◆ **SHORT TASK**: Copy out lines with the word "triangle" from the material that follows.

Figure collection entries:
----

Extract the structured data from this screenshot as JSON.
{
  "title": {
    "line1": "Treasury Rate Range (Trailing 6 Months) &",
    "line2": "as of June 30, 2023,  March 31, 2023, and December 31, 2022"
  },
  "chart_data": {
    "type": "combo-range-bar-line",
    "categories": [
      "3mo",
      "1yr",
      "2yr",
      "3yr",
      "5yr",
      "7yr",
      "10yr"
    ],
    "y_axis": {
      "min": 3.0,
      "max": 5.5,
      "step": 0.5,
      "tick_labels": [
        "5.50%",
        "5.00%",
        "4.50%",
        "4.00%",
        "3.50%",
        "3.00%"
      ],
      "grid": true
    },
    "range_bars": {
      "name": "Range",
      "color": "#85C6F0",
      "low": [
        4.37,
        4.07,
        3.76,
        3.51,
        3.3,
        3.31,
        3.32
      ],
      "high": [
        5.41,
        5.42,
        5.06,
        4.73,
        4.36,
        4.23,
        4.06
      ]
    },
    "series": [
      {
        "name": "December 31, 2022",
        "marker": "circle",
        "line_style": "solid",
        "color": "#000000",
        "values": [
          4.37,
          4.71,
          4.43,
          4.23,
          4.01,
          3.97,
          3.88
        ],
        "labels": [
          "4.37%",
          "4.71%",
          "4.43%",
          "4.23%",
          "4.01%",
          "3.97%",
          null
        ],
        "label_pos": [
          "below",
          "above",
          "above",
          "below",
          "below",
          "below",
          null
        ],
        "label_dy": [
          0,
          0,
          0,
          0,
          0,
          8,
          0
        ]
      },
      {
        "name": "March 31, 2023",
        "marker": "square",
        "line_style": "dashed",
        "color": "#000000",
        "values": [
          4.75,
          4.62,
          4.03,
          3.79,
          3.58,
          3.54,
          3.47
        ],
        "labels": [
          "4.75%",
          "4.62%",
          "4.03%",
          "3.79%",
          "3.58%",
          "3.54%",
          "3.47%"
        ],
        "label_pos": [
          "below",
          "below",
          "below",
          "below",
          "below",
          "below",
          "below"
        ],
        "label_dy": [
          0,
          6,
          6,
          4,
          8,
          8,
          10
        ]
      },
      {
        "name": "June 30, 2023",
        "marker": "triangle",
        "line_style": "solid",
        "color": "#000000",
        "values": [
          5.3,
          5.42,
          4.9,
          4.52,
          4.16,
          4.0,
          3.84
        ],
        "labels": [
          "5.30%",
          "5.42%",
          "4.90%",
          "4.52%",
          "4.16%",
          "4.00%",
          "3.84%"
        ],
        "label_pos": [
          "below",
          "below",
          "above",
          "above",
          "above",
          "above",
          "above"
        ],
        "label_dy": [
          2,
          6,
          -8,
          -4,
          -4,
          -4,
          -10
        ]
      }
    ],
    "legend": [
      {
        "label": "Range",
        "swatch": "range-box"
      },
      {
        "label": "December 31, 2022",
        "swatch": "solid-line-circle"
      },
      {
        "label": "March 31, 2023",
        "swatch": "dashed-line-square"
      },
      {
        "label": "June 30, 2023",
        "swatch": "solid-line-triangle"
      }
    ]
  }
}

----

◆ **RESULT OF THIS TASK**:
        "marker": "triangle",
        "swatch": "solid-line-triangle"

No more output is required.